(Items from a figure collection)
•••••
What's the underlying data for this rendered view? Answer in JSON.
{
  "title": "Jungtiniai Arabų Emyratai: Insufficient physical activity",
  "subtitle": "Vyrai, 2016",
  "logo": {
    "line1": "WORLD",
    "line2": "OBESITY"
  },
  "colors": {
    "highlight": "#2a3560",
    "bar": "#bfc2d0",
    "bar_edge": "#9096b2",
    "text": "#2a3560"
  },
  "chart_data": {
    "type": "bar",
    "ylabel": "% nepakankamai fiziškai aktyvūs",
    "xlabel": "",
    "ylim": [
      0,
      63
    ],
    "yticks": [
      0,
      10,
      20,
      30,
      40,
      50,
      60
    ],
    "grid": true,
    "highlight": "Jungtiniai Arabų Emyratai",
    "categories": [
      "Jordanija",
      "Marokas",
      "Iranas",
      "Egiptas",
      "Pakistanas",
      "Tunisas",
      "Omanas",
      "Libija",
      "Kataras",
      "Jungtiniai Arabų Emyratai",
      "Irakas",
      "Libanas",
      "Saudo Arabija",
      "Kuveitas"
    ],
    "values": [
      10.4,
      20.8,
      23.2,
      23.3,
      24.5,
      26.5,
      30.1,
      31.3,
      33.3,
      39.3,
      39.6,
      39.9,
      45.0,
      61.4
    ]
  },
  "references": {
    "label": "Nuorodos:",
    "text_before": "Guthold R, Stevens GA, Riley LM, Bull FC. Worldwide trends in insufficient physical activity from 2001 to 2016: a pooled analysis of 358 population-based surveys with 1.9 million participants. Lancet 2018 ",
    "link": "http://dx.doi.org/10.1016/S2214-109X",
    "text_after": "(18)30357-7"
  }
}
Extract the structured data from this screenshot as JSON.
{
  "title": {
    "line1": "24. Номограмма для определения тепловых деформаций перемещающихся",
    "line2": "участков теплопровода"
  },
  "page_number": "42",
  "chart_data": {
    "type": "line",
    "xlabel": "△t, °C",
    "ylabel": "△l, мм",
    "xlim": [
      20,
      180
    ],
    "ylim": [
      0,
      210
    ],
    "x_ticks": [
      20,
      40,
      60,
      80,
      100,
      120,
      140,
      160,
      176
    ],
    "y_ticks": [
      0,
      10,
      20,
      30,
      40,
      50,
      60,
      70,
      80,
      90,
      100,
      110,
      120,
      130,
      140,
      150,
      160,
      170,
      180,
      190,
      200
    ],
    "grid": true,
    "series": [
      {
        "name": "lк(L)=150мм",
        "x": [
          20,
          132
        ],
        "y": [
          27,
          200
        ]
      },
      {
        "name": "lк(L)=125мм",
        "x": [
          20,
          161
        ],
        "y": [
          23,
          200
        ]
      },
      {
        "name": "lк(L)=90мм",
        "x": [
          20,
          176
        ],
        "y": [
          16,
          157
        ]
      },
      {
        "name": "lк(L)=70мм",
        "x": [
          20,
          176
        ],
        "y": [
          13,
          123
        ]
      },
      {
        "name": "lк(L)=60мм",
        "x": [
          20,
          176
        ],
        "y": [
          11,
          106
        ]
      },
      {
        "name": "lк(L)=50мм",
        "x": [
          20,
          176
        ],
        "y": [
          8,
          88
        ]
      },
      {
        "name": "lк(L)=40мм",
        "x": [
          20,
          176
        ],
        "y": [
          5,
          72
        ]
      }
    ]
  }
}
•••••
Restate the listing in full, word for word.

What's the underlying data for this rendered view? Answer in JSON.
{
  "title": "Jungtiniai Arabų Emyratai: Insufficient physical activity",
  "subtitle": "Vyrai, 2016",
  "logo": {
    "line1": "WORLD",
    "line2": "OBESITY"
  },
  "colors": {
    "highlight": "#2a3560",
    "bar": "#bfc2d0",
    "bar_edge": "#9096b2",
    "text": "#2a3560"
  },
  "chart_data": {
    "type": "bar",
    "ylabel": "% nepakankamai fiziškai aktyvūs",
    "xlabel": "",
    "ylim": [
      0,
      63
    ],
    "yticks": [
      0,
      10,
      20,
      30,
      40,
      50,
      60
    ],
    "grid": true,
    "highlight": "Jungtiniai Arabų Emyratai",
    "categories": [
      "Jordanija",
      "Marokas",
      "Iranas",
      "Egiptas",
      "Pakistanas",
      "Tunisas",
      "Omanas",
      "Libija",
      "Kataras",
      "Jungtiniai Arabų Emyratai",
      "Irakas",
      "Libanas",
      "Saudo Arabija",
      "Kuveitas"
    ],
    "values": [
      10.4,
      20.8,
      23.2,
      23.3,
      24.5,
      26.5,
      30.1,
      31.3,
      33.3,
      39.3,
      39.6,
      39.9,
      45.0,
      61.4
    ]
  },
  "references": {
    "label": "Nuorodos:",
    "text_before": "Guthold R, Stevens GA, Riley LM, Bull FC. Worldwide trends in insufficient physical activity from 2001 to 2016: a pooled analysis of 358 population-based surveys with 1.9 million participants. Lancet 2018 ",
    "link": "http://dx.doi.org/10.1016/S2214-109X",
    "text_after": "(18)30357-7"
  }
}
Extract the structured data from this screenshot as JSON.
{
  "title": {
    "line1": "24. Номограмма для определения тепловых деформаций перемещающихся",
    "line2": "участков теплопровода"
  },
  "page_number": "42",
  "chart_data": {
    "type": "line",
    "xlabel": "△t, °C",
    "ylabel": "△l, мм",
    "xlim": [
      20,
      180
    ],
    "ylim": [
      0,
      210
    ],
    "x_ticks": [
      20,
      40,
      60,
      80,
      100,
      120,
      140,
      160,
      176
    ],
    "y_ticks": [
      0,
      10,
      20,
      30,
      40,
      50,
      60,
      70,
      80,
      90,
      100,
      110,
      120,
      130,
      140,
      150,
      160,
      170,
      180,
      190,
      200
    ],
    "grid": true,
    "series": [
      {
        "name": "lк(L)=150мм",
        "x": [
          20,
          132
        ],
        "y": [
          27,
          200
        ]
      },
      {
        "name": "lк(L)=125мм",
        "x": [
          20,
          161
        ],
        "y": [
          23,
          200
        ]
      },
      {
        "name": "lк(L)=90мм",
        "x": [
          20,
          176
        ],
        "y": [
          16,
          157
        ]
      },
      {
        "name": "lк(L)=70мм",
        "x": [
          20,
          176
        ],
        "y": [
          13,
          123
        ]
      },
      {
        "name": "lк(L)=60мм",
        "x": [
          20,
          176
        ],
        "y": [
          11,
          106
        ]
      },
      {
        "name": "lк(L)=50мм",
        "x": [
          20,
          176
        ],
        "y": [
          8,
          88
        ]
      },
      {
        "name": "lк(L)=40мм",
        "x": [
          20,
          176
        ],
        "y": [
          5,
          72
        ]
      }
    ]
  }
}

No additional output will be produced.